• [TASK]
Please transcribe everything from "Recently, I had" down to "pro-choice and pro-abortion." in the essay on pro-choice and pro-abortion below.

• [PAGE TEXT]
##############################

The Real Difference Between Being Pro-Choice And Pro-Abortion

The Real Difference Between Being Pro-Choice And Pro-Abortion

Key understanding for an honest discussion

Recently, I had a conversation with a friend about abortion. He and I often discuss hot button issues and address their ethical, legal, and political implications. During our talk, he continuously used the phrase “pro-abortion” and, after about the fifth time, I informed him that I was not advocating for women to abort. I explained that I support women’s choice to abort and was therefore pro-choice. My friend couldn’t see the difference. Since that discussion, I have noticed that numerous others also have difficulty differentiating these two terms. Many pro-life politicians, writers, and advocates share his confusion about the distinction between pro-choice and pro-abortion.

If you refer to pro-choice advocates as “pro-abortion,” you are incorrectly claiming that they want women to have abortions. It is key to recognize that advocating for the choice to perform a specific action is quite different from advocating for that action to be performed. Matt Walsh, a conservative writer for The Blaze, fails to discern these two vastly different positions. In his article Attention, "Pro-Aborts Here are Two Arguments You Can't Make Anymore," he presumptuously writes, “Call me presumptuous, but when I hear a group of people scream that they want a particular thing ‘on demand and without apology,’ I generally assume they must like that thing, whatever it is. They must be pro- it.”

This statement perfectly embodies the flawed view many pro-lifers have of pro-choice supporters; a perspective fueled by misleading rhetoric. To fully grasp the fallaciousness of Walsh’s argument, apply his claim to any actions that are not inherently positive or desirable, but necessarily legal to protect individual freedoms.

For example, I hate listening to country music. I wish no one listened to country music for then its cringey twang would never again slither into my ears. It is safe to say that I am adamantly anti-country music. However, should the authorities consider creating a law that would make listening to country music illegal, I would vehemently oppose it. My objection to the creation of such law would not stem from my desire to listen to steel guitar laden songs about trucks and beer, but because I value everyone’s freedom, including my own, to listen to any and all kinds of music. If Matt Walsh saw me passionately advocating against the country music ban, he would describe me as pro-country. Due to the outward expression of my desire for country music to be legal to listen to, he’d argue, I clearly liked it. Would he be correct in this assumption? Not at all, I think country music sucks, but I am pro-choice ­in that I believe people should be able to choose to torture themselves with the drawls of pretentious cowboys for the sake of individual liberty.

##############################

• [DATASET EXCERPT]
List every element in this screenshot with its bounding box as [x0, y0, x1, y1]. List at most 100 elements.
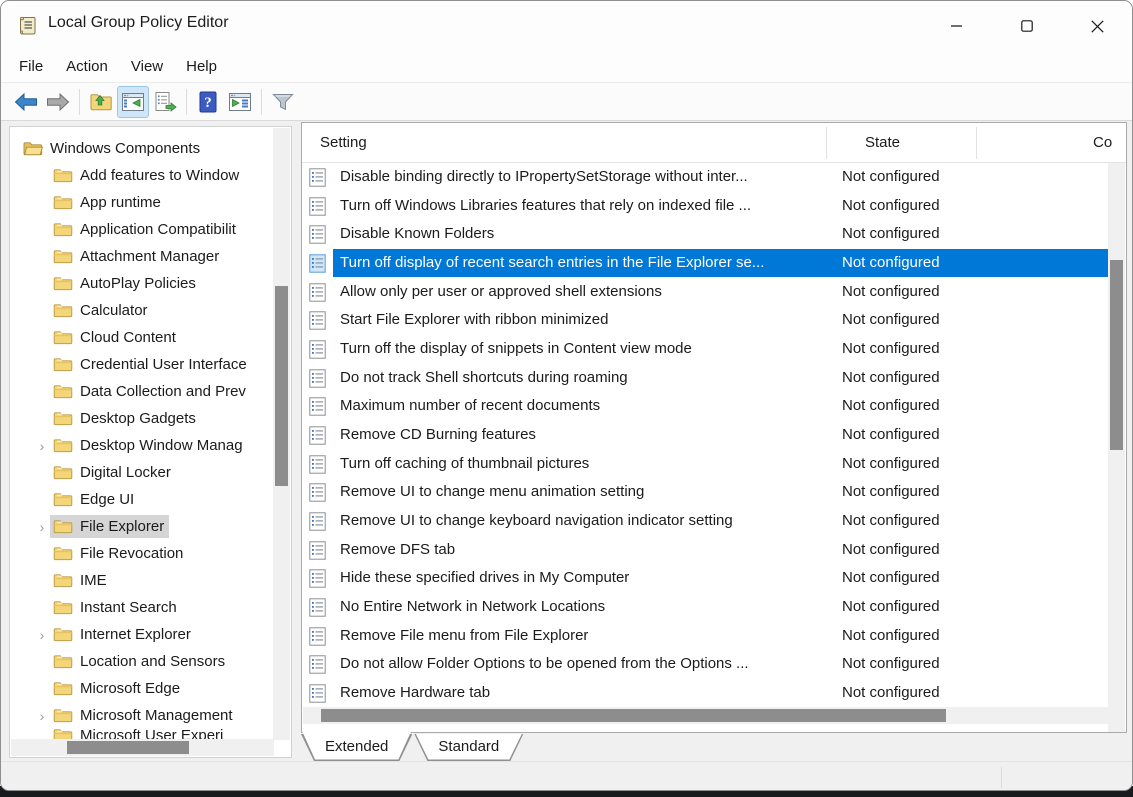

##############################

• [WRITTEN RESPONSE]
Recently, I had a conversation with a friend about abortion. He and I often discuss hot button issues and address their ethical, legal, and political implications. During our talk, he continuously used the phrase “pro-abortion” and, after about the fifth time, I informed him that I was not advocating for women to abort. I explained that I support women’s choice to abort and was therefore pro-choice. My friend couldn’t see the difference. Since that discussion, I have noticed that numerous others also have difficulty differentiating these two terms. Many pro-life politicians, writers, and advocates share his confusion about the distinction between pro-choice and pro-abortion.